Please rewrite every line of the records below as a JSON list of strings, one string per line, leaving out blank lines.

## begin Input rows

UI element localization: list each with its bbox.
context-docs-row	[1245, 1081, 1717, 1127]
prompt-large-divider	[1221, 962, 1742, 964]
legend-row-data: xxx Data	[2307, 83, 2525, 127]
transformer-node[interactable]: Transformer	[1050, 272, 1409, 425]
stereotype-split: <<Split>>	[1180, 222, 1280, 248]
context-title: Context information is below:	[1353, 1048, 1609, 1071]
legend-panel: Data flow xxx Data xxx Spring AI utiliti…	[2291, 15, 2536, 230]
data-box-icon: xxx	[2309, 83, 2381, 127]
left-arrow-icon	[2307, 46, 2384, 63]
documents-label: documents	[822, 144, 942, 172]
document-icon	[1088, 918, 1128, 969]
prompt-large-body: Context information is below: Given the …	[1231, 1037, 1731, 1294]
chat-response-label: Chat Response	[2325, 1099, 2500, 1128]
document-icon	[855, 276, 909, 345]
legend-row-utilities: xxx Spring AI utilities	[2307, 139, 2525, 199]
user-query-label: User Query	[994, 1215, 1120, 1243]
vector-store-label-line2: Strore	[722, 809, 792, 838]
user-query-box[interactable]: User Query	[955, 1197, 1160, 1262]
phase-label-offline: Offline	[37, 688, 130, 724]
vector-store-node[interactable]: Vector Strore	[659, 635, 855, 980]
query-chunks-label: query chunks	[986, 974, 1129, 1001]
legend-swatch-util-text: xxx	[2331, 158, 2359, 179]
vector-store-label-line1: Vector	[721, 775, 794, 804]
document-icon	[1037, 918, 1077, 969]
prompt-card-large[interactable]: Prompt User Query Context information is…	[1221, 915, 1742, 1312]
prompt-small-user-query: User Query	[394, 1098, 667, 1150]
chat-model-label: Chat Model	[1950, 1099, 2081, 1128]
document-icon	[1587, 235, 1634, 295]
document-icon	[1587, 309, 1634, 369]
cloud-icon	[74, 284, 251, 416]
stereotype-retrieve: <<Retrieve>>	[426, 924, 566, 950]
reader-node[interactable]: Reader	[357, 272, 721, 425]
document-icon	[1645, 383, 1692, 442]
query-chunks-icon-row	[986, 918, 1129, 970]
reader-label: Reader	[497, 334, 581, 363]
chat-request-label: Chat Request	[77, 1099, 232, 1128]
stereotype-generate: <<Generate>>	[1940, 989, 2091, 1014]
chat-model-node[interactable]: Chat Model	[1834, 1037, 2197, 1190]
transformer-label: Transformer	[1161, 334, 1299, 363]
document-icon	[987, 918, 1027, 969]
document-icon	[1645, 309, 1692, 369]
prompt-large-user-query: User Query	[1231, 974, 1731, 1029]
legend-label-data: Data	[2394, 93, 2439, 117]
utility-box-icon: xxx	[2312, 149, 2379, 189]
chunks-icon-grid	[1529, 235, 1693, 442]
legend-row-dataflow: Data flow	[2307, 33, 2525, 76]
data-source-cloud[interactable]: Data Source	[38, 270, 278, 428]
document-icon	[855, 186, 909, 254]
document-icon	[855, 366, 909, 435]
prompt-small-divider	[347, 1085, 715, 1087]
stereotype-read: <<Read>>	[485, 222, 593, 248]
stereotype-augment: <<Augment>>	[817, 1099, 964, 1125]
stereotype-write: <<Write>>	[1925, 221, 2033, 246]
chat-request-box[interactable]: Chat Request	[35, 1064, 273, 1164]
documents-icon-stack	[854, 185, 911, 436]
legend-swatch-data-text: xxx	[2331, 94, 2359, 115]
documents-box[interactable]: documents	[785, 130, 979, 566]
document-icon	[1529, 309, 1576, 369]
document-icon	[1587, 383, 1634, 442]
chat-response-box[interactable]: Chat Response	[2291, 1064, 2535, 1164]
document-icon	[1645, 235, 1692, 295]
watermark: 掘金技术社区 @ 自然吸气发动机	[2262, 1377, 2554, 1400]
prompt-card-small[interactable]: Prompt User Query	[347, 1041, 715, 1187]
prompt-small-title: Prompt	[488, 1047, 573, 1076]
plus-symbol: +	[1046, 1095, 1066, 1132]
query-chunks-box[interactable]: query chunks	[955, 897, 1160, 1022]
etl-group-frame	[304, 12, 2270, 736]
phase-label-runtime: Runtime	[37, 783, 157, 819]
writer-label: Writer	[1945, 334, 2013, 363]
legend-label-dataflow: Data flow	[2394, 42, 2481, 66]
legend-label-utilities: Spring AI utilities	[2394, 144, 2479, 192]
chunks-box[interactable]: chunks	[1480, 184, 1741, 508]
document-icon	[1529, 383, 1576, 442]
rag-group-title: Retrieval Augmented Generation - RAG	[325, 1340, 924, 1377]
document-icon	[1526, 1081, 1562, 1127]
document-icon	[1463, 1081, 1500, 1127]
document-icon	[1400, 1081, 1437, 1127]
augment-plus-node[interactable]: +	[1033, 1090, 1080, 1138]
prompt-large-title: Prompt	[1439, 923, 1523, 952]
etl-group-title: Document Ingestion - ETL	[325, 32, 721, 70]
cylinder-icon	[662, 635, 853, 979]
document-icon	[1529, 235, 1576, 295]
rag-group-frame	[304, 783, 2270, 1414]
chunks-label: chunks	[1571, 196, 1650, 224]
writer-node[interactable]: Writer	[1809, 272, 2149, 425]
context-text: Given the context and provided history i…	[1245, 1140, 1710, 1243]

## end Input rows

## Solved problem
[
  "UI element localization: list each with its bbox.",
  "context-docs-row\t[1245, 1081, 1717, 1127]",
  "prompt-large-divider\t[1221, 962, 1742, 964]",
  "legend-row-data: xxx Data\t[2307, 83, 2525, 127]",
  "transformer-node[interactable]: Transformer\t[1050, 272, 1409, 425]",
  "stereotype-split: <<Split>>\t[1180, 222, 1280, 248]",
  "context-title: Context information is below:\t[1353, 1048, 1609, 1071]",
  "legend-panel: Data flow xxx Data xxx Spring AI utiliti…\t[2291, 15, 2536, 230]",
  "data-box-icon: xxx\t[2309, 83, 2381, 127]",
  "left-arrow-icon\t[2307, 46, 2384, 63]",
  "documents-label: documents\t[822, 144, 942, 172]",
  "document-icon\t[1088, 918, 1128, 969]",
  "prompt-large-body: Context information is below: Given the …\t[1231, 1037, 1731, 1294]",
  "chat-response-label: Chat Response\t[2325, 1099, 2500, 1128]",
  "document-icon\t[855, 276, 909, 345]",
  "legend-row-utilities: xxx Spring AI utilities\t[2307, 139, 2525, 199]",
  "user-query-label: User Query\t[994, 1215, 1120, 1243]",
  "vector-store-label-line2: Strore\t[722, 809, 792, 838]",
  "user-query-box[interactable]: User Query\t[955, 1197, 1160, 1262]",
  "phase-label-offline: Offline\t[37, 688, 130, 724]",
  "vector-store-node[interactable]: Vector Strore\t[659, 635, 855, 980]",
  "query-chunks-label: query chunks\t[986, 974, 1129, 1001]",
  "legend-swatch-util-text: xxx\t[2331, 158, 2359, 179]",
  "vector-store-label-line1: Vector\t[721, 775, 794, 804]",
  "document-icon\t[1037, 918, 1077, 969]",
  "prompt-card-large[interactable]: Prompt User Query Context information is…\t[1221, 915, 1742, 1312]",
  "prompt-small-user-query: User Query\t[394, 1098, 667, 1150]",
  "chat-model-label: Chat Model\t[1950, 1099, 2081, 1128]",
  "document-icon\t[1587, 235, 1634, 295]",
  "document-icon\t[1587, 309, 1634, 369]",
  "cloud-icon\t[74, 284, 251, 416]",
  "stereotype-retrieve: <<Retrieve>>\t[426, 924, 566, 950]",
  "reader-node[interactable]: Reader\t[357, 272, 721, 425]",
  "document-icon\t[1645, 383, 1692, 442]",
  "query-chunks-icon-row\t[986, 918, 1129, 970]",
  "reader-label: Reader\t[497, 334, 581, 363]",
  "chat-request-label: Chat Request\t[77, 1099, 232, 1128]",
  "stereotype-generate: <<Generate>>\t[1940, 989, 2091, 1014]",
  "chat-model-node[interactable]: Chat Model\t[1834, 1037, 2197, 1190]",
  "transformer-label: Transformer\t[1161, 334, 1299, 363]",
  "document-icon\t[987, 918, 1027, 969]",
  "document-icon\t[1645, 309, 1692, 369]",
  "prompt-large-user-query: User Query\t[1231, 974, 1731, 1029]",
  "legend-label-data: Data\t[2394, 93, 2439, 117]",
  "utility-box-icon: xxx\t[2312, 149, 2379, 189]",
  "chunks-icon-grid\t[1529, 235, 1693, 442]",
  "legend-row-dataflow: Data flow\t[2307, 33, 2525, 76]",
  "data-source-cloud[interactable]: Data Source\t[38, 270, 278, 428]",
  "document-icon\t[855, 186, 909, 254]",
  "document-icon\t[855, 366, 909, 435]",
  "prompt-small-divider\t[347, 1085, 715, 1087]",
  "stereotype-read: <<Read>>\t[485, 222, 593, 248]",
  "stereotype-augment: <<Augment>>\t[817, 1099, 964, 1125]",
  "stereotype-write: <<Write>>\t[1925, 221, 2033, 246]",
  "chat-request-box[interactable]: Chat Request\t[35, 1064, 273, 1164]",
  "documents-icon-stack\t[854, 185, 911, 436]",
  "legend-swatch-data-text: xxx\t[2331, 94, 2359, 115]",
  "documents-box[interactable]: documents\t[785, 130, 979, 566]",
  "document-icon\t[1529, 309, 1576, 369]",
  "document-icon\t[1587, 383, 1634, 442]",
  "chat-response-box[interactable]: Chat Response\t[2291, 1064, 2535, 1164]",
  "document-icon\t[1645, 235, 1692, 295]",
  "watermark: 掘金技术社区 @ 自然吸气发动机\t[2262, 1377, 2554, 1400]",
  "prompt-card-small[interactable]: Prompt User Query\t[347, 1041, 715, 1187]",
  "prompt-small-title: Prompt\t[488, 1047, 573, 1076]",
  "plus-symbol: +\t[1046, 1095, 1066, 1132]",
  "query-chunks-box[interactable]: query chunks\t[955, 897, 1160, 1022]",
  "etl-group-frame\t[304, 12, 2270, 736]",
  "phase-label-runtime: Runtime\t[37, 783, 157, 819]",
  "writer-label: Writer\t[1945, 334, 2013, 363]",
  "legend-label-dataflow: Data flow\t[2394, 42, 2481, 66]",
  "legend-label-utilities: Spring AI utilities\t[2394, 144, 2479, 192]",
  "chunks-box[interactable]: chunks\t[1480, 184, 1741, 508]",
  "document-icon\t[1529, 383, 1576, 442]",
  "rag-group-title: Retrieval Augmented Generation - RAG\t[325, 1340, 924, 1377]",
  "document-icon\t[1526, 1081, 1562, 1127]",
  "document-icon\t[1463, 1081, 1500, 1127]",
  "document-icon\t[1400, 1081, 1437, 1127]",
  "augment-plus-node[interactable]: +\t[1033, 1090, 1080, 1138]",
  "prompt-large-title: Prompt\t[1439, 923, 1523, 952]",
  "etl-group-title: Document Ingestion - ETL\t[325, 32, 721, 70]",
  "cylinder-icon\t[662, 635, 853, 979]",
  "document-icon\t[1529, 235, 1576, 295]",
  "rag-group-frame\t[304, 783, 2270, 1414]",
  "chunks-label: chunks\t[1571, 196, 1650, 224]",
  "writer-node[interactable]: Writer\t[1809, 272, 2149, 425]",
  "context-text: Given the context and provided history i…\t[1245, 1140, 1710, 1243]"
]